Instruction ::
Copy every line of the records below where the word "wall" occurs.

:: Records for this task

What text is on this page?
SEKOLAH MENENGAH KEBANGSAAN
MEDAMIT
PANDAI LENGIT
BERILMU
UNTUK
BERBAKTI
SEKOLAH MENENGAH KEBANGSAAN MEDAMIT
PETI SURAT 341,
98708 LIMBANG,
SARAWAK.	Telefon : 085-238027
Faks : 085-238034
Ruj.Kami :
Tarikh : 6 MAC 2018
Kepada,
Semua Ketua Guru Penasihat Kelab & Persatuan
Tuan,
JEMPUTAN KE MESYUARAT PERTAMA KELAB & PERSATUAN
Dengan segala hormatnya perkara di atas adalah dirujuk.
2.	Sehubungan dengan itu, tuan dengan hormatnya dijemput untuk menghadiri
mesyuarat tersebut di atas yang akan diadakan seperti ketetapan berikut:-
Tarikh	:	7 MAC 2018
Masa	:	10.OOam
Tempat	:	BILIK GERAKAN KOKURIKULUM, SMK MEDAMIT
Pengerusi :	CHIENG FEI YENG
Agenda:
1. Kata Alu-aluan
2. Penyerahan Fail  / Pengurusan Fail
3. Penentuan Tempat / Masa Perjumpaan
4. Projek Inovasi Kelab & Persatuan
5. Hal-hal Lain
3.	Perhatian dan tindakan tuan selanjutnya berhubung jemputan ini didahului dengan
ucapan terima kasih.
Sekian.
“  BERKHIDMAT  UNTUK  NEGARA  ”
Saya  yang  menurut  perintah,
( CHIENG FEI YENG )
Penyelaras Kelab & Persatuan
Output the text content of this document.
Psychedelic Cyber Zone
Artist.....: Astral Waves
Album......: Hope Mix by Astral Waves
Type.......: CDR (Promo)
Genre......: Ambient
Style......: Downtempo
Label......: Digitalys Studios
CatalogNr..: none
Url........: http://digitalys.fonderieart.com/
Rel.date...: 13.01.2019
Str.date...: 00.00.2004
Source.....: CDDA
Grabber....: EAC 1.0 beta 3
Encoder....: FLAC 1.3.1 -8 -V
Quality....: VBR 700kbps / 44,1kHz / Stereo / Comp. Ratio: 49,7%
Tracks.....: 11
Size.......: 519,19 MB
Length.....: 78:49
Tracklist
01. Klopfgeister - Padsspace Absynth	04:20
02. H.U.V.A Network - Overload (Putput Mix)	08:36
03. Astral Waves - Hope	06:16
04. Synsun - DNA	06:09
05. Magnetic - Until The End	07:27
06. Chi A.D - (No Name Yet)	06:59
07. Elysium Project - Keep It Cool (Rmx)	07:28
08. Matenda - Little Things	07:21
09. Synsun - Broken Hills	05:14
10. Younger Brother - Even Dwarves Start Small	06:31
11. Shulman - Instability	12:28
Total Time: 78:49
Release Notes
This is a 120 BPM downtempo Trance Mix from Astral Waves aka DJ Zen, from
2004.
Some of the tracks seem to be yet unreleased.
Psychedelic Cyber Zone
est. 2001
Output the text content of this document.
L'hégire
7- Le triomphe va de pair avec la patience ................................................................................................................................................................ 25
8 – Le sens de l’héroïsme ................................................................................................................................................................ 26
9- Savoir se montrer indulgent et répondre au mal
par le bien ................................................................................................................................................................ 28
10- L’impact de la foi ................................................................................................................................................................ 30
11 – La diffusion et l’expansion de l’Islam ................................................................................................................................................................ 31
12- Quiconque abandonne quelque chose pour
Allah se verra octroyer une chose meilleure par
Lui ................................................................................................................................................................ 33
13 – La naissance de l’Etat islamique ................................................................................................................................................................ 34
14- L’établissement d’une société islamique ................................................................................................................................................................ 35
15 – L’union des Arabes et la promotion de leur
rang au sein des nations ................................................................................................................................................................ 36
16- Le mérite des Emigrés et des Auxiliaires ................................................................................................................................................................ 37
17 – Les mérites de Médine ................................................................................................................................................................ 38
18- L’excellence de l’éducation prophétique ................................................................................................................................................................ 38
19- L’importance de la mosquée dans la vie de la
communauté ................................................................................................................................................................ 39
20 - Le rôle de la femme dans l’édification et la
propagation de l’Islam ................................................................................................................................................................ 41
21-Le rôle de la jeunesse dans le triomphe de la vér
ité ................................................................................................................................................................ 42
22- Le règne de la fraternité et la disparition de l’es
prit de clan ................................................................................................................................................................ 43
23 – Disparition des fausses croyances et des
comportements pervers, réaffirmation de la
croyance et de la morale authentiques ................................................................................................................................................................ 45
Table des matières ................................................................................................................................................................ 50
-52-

::::
:: Records for this task

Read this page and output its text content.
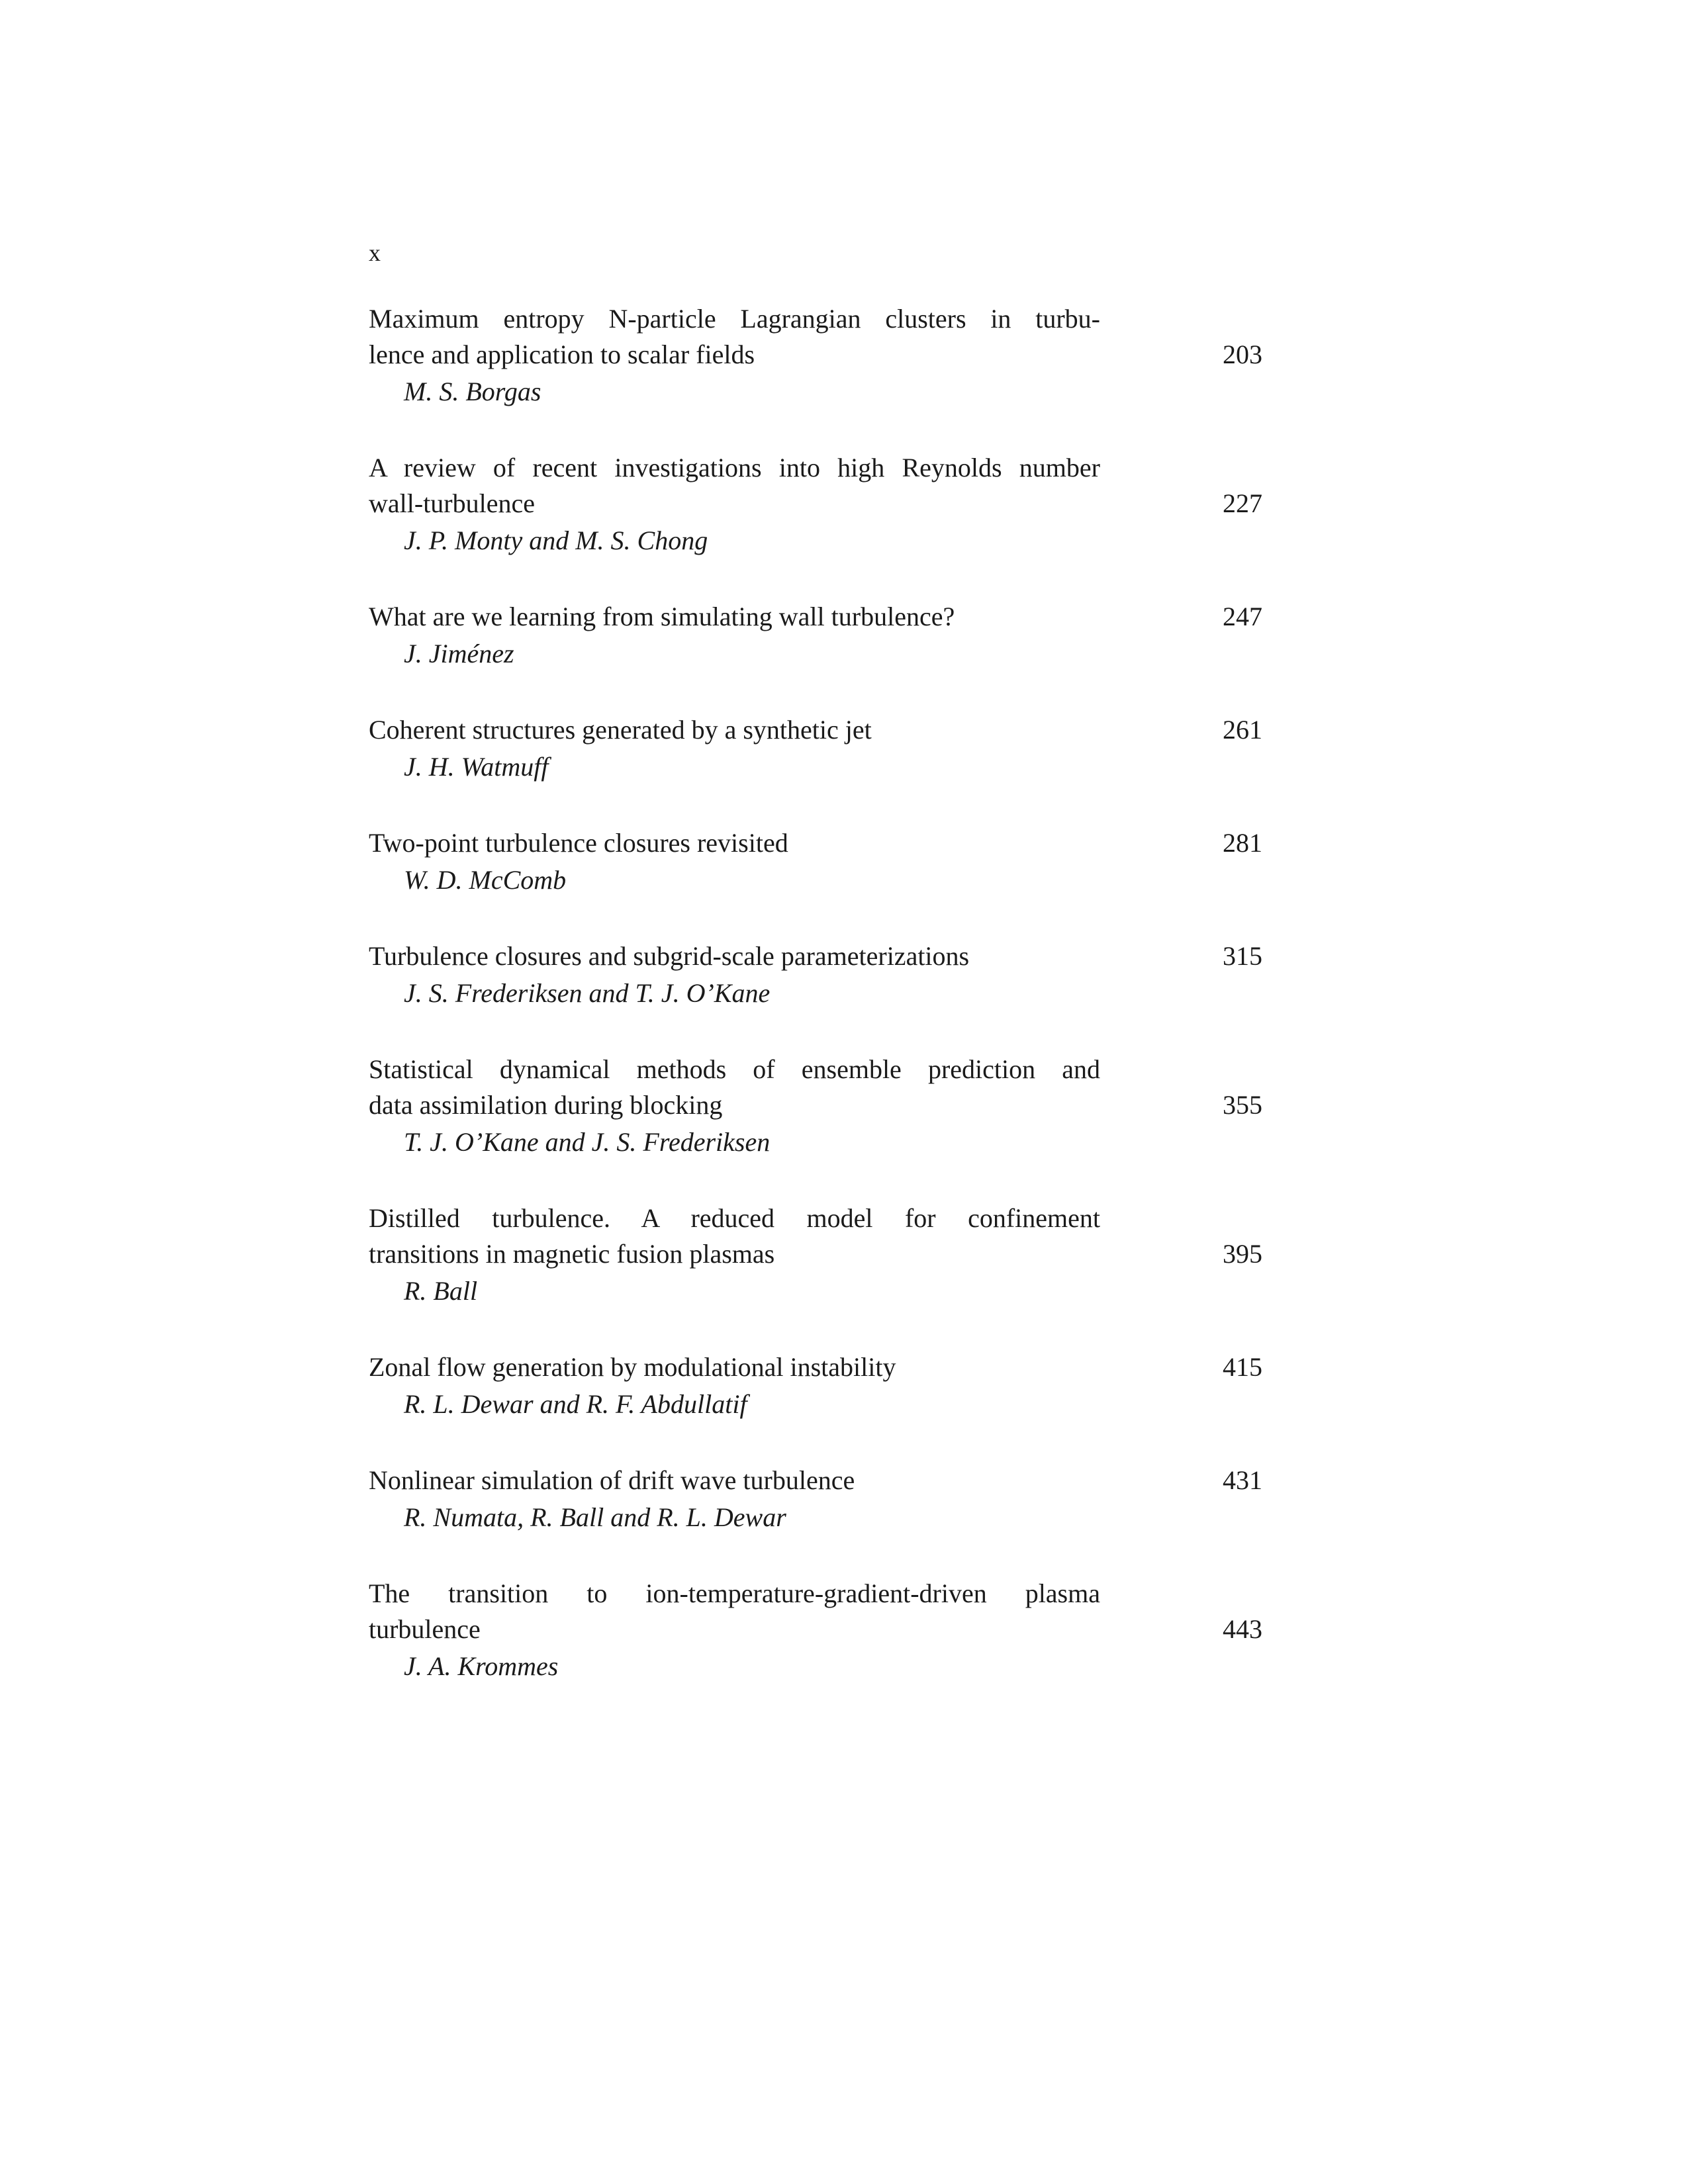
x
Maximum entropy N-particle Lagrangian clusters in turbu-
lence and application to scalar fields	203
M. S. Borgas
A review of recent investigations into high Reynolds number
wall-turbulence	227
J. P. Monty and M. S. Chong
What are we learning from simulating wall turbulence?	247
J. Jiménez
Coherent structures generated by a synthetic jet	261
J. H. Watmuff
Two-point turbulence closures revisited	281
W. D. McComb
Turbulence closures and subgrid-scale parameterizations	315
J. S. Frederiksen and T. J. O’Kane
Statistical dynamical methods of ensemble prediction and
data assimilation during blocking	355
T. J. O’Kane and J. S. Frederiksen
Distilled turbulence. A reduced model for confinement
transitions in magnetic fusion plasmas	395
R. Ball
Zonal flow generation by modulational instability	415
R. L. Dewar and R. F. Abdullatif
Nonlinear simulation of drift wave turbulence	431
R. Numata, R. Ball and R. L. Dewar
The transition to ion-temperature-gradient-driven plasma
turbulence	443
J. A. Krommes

::::

Exercise answer ::
wall-turbulence	227
What are we learning from simulating wall turbulence?	247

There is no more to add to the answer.